* start *

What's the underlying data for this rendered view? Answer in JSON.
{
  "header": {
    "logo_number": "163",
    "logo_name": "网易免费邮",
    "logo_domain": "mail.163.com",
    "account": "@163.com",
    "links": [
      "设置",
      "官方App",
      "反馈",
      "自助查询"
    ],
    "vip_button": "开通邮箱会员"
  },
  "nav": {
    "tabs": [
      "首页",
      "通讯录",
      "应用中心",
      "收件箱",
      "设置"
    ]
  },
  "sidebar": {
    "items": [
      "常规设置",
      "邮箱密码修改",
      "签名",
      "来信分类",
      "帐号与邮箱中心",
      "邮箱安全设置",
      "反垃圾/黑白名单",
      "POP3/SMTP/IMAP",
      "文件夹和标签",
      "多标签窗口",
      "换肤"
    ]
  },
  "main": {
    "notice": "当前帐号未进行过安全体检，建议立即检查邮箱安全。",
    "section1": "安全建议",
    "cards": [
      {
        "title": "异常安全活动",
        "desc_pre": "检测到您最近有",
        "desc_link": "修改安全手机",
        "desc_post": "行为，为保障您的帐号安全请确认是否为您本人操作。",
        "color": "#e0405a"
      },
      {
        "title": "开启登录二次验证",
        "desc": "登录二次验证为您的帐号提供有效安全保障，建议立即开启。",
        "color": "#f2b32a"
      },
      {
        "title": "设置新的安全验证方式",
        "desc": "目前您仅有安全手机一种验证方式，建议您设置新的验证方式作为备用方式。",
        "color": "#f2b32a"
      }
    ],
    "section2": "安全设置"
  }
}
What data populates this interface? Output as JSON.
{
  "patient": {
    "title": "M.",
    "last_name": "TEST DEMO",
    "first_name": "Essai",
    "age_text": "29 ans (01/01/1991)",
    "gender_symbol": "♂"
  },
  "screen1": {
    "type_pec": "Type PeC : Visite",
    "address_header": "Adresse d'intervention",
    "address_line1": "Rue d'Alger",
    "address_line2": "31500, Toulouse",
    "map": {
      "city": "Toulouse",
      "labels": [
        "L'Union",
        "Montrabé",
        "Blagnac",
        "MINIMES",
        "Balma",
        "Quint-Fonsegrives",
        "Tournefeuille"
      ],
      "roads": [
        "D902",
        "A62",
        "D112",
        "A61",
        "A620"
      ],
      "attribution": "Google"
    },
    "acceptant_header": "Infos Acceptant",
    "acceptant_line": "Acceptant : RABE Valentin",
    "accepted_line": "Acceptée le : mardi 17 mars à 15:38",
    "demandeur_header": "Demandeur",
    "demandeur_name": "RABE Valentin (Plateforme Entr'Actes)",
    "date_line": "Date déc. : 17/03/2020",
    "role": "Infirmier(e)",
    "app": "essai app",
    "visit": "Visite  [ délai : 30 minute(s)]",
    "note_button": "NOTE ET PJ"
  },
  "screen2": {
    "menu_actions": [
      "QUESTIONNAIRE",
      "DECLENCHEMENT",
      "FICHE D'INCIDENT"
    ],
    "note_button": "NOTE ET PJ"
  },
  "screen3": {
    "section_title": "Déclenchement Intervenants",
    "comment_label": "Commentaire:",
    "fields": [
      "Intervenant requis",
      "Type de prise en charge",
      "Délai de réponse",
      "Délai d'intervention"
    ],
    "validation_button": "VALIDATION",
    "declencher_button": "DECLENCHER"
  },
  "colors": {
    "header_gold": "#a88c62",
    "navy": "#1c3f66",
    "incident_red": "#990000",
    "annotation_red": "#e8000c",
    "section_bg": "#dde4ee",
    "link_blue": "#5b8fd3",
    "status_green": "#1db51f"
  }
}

* end *

**AIM OF THE EXERCISE:** Write the material out again word for word.

**THE ANSWER:**
What's the underlying data for this rendered view? Answer in JSON.
{
  "header": {
    "logo_number": "163",
    "logo_name": "网易免费邮",
    "logo_domain": "mail.163.com",
    "account": "@163.com",
    "links": [
      "设置",
      "官方App",
      "反馈",
      "自助查询"
    ],
    "vip_button": "开通邮箱会员"
  },
  "nav": {
    "tabs": [
      "首页",
      "通讯录",
      "应用中心",
      "收件箱",
      "设置"
    ]
  },
  "sidebar": {
    "items": [
      "常规设置",
      "邮箱密码修改",
      "签名",
      "来信分类",
      "帐号与邮箱中心",
      "邮箱安全设置",
      "反垃圾/黑白名单",
      "POP3/SMTP/IMAP",
      "文件夹和标签",
      "多标签窗口",
      "换肤"
    ]
  },
  "main": {
    "notice": "当前帐号未进行过安全体检，建议立即检查邮箱安全。",
    "section1": "安全建议",
    "cards": [
      {
        "title": "异常安全活动",
        "desc_pre": "检测到您最近有",
        "desc_link": "修改安全手机",
        "desc_post": "行为，为保障您的帐号安全请确认是否为您本人操作。",
        "color": "#e0405a"
      },
      {
        "title": "开启登录二次验证",
        "desc": "登录二次验证为您的帐号提供有效安全保障，建议立即开启。",
        "color": "#f2b32a"
      },
      {
        "title": "设置新的安全验证方式",
        "desc": "目前您仅有安全手机一种验证方式，建议您设置新的验证方式作为备用方式。",
        "color": "#f2b32a"
      }
    ],
    "section2": "安全设置"
  }
}
What data populates this interface? Output as JSON.
{
  "patient": {
    "title": "M.",
    "last_name": "TEST DEMO",
    "first_name": "Essai",
    "age_text": "29 ans (01/01/1991)",
    "gender_symbol": "♂"
  },
  "screen1": {
    "type_pec": "Type PeC : Visite",
    "address_header": "Adresse d'intervention",
    "address_line1": "Rue d'Alger",
    "address_line2": "31500, Toulouse",
    "map": {
      "city": "Toulouse",
      "labels": [
        "L'Union",
        "Montrabé",
        "Blagnac",
        "MINIMES",
        "Balma",
        "Quint-Fonsegrives",
        "Tournefeuille"
      ],
      "roads": [
        "D902",
        "A62",
        "D112",
        "A61",
        "A620"
      ],
      "attribution": "Google"
    },
    "acceptant_header": "Infos Acceptant",
    "acceptant_line": "Acceptant : RABE Valentin",
    "accepted_line": "Acceptée le : mardi 17 mars à 15:38",
    "demandeur_header": "Demandeur",
    "demandeur_name": "RABE Valentin (Plateforme Entr'Actes)",
    "date_line": "Date déc. : 17/03/2020",
    "role": "Infirmier(e)",
    "app": "essai app",
    "visit": "Visite  [ délai : 30 minute(s)]",
    "note_button": "NOTE ET PJ"
  },
  "screen2": {
    "menu_actions": [
      "QUESTIONNAIRE",
      "DECLENCHEMENT",
      "FICHE D'INCIDENT"
    ],
    "note_button": "NOTE ET PJ"
  },
  "screen3": {
    "section_title": "Déclenchement Intervenants",
    "comment_label": "Commentaire:",
    "fields": [
      "Intervenant requis",
      "Type de prise en charge",
      "Délai de réponse",
      "Délai d'intervention"
    ],
    "validation_button": "VALIDATION",
    "declencher_button": "DECLENCHER"
  },
  "colors": {
    "header_gold": "#a88c62",
    "navy": "#1c3f66",
    "incident_red": "#990000",
    "annotation_red": "#e8000c",
    "section_bg": "#dde4ee",
    "link_blue": "#5b8fd3",
    "status_green": "#1db51f"
  }
}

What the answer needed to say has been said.